Required task: Copy every record below exactly.

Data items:
** Begin **

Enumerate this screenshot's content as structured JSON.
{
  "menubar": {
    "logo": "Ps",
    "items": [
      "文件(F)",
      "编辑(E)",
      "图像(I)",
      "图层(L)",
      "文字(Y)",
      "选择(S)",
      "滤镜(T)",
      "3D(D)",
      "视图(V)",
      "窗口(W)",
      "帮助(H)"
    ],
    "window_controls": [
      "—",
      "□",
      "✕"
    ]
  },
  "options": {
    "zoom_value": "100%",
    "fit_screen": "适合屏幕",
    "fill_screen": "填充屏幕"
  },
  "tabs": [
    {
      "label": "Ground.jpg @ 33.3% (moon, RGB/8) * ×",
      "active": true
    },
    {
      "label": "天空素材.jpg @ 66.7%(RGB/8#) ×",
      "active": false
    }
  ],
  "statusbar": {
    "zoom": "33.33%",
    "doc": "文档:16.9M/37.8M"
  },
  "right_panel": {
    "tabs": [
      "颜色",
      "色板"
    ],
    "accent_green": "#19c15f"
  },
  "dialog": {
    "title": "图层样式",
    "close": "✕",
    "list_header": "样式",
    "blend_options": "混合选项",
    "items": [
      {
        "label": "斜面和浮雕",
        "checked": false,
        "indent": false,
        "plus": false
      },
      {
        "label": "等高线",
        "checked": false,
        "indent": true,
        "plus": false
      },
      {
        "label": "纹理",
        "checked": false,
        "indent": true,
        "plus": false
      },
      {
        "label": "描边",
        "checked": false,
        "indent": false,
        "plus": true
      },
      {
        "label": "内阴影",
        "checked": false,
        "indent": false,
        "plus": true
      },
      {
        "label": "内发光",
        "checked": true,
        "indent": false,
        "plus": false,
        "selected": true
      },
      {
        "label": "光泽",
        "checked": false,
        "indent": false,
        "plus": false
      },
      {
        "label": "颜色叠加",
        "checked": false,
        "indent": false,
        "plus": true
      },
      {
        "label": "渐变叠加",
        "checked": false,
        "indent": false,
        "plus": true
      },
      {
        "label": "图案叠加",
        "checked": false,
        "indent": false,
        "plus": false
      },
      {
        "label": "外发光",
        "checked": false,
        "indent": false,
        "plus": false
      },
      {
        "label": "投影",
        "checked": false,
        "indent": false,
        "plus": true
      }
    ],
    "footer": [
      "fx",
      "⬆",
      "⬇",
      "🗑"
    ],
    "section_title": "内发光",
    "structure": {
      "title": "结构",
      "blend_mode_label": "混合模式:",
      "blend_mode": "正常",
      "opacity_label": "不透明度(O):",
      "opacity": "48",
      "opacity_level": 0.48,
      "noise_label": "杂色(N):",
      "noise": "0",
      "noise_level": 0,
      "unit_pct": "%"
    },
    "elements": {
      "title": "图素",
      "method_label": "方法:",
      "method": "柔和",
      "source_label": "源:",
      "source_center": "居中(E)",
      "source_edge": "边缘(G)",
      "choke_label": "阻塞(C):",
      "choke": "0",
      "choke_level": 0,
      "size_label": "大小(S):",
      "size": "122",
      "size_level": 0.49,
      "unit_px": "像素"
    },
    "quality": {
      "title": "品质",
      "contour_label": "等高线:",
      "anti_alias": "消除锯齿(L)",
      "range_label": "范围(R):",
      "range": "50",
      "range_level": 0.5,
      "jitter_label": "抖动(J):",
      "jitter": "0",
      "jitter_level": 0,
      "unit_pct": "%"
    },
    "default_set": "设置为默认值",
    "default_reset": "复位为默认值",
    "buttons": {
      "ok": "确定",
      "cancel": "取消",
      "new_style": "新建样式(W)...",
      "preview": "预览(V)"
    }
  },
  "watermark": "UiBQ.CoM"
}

** End **

Result of the task:
Enumerate this screenshot's content as structured JSON.
{
  "menubar": {
    "logo": "Ps",
    "items": [
      "文件(F)",
      "编辑(E)",
      "图像(I)",
      "图层(L)",
      "文字(Y)",
      "选择(S)",
      "滤镜(T)",
      "3D(D)",
      "视图(V)",
      "窗口(W)",
      "帮助(H)"
    ],
    "window_controls": [
      "—",
      "□",
      "✕"
    ]
  },
  "options": {
    "zoom_value": "100%",
    "fit_screen": "适合屏幕",
    "fill_screen": "填充屏幕"
  },
  "tabs": [
    {
      "label": "Ground.jpg @ 33.3% (moon, RGB/8) * ×",
      "active": true
    },
    {
      "label": "天空素材.jpg @ 66.7%(RGB/8#) ×",
      "active": false
    }
  ],
  "statusbar": {
    "zoom": "33.33%",
    "doc": "文档:16.9M/37.8M"
  },
  "right_panel": {
    "tabs": [
      "颜色",
      "色板"
    ],
    "accent_green": "#19c15f"
  },
  "dialog": {
    "title": "图层样式",
    "close": "✕",
    "list_header": "样式",
    "blend_options": "混合选项",
    "items": [
      {
        "label": "斜面和浮雕",
        "checked": false,
        "indent": false,
        "plus": false
      },
      {
        "label": "等高线",
        "checked": false,
        "indent": true,
        "plus": false
      },
      {
        "label": "纹理",
        "checked": false,
        "indent": true,
        "plus": false
      },
      {
        "label": "描边",
        "checked": false,
        "indent": false,
        "plus": true
      },
      {
        "label": "内阴影",
        "checked": false,
        "indent": false,
        "plus": true
      },
      {
        "label": "内发光",
        "checked": true,
        "indent": false,
        "plus": false,
        "selected": true
      },
      {
        "label": "光泽",
        "checked": false,
        "indent": false,
        "plus": false
      },
      {
        "label": "颜色叠加",
        "checked": false,
        "indent": false,
        "plus": true
      },
      {
        "label": "渐变叠加",
        "checked": false,
        "indent": false,
        "plus": true
      },
      {
        "label": "图案叠加",
        "checked": false,
        "indent": false,
        "plus": false
      },
      {
        "label": "外发光",
        "checked": false,
        "indent": false,
        "plus": false
      },
      {
        "label": "投影",
        "checked": false,
        "indent": false,
        "plus": true
      }
    ],
    "footer": [
      "fx",
      "⬆",
      "⬇",
      "🗑"
    ],
    "section_title": "内发光",
    "structure": {
      "title": "结构",
      "blend_mode_label": "混合模式:",
      "blend_mode": "正常",
      "opacity_label": "不透明度(O):",
      "opacity": "48",
      "opacity_level": 0.48,
      "noise_label": "杂色(N):",
      "noise": "0",
      "noise_level": 0,
      "unit_pct": "%"
    },
    "elements": {
      "title": "图素",
      "method_label": "方法:",
      "method": "柔和",
      "source_label": "源:",
      "source_center": "居中(E)",
      "source_edge": "边缘(G)",
      "choke_label": "阻塞(C):",
      "choke": "0",
      "choke_level": 0,
      "size_label": "大小(S):",
      "size": "122",
      "size_level": 0.49,
      "unit_px": "像素"
    },
    "quality": {
      "title": "品质",
      "contour_label": "等高线:",
      "anti_alias": "消除锯齿(L)",
      "range_label": "范围(R):",
      "range": "50",
      "range_level": 0.5,
      "jitter_label": "抖动(J):",
      "jitter": "0",
      "jitter_level": 0,
      "unit_pct": "%"
    },
    "default_set": "设置为默认值",
    "default_reset": "复位为默认值",
    "buttons": {
      "ok": "确定",
      "cancel": "取消",
      "new_style": "新建样式(W)...",
      "preview": "预览(V)"
    }
  },
  "watermark": "UiBQ.CoM"
}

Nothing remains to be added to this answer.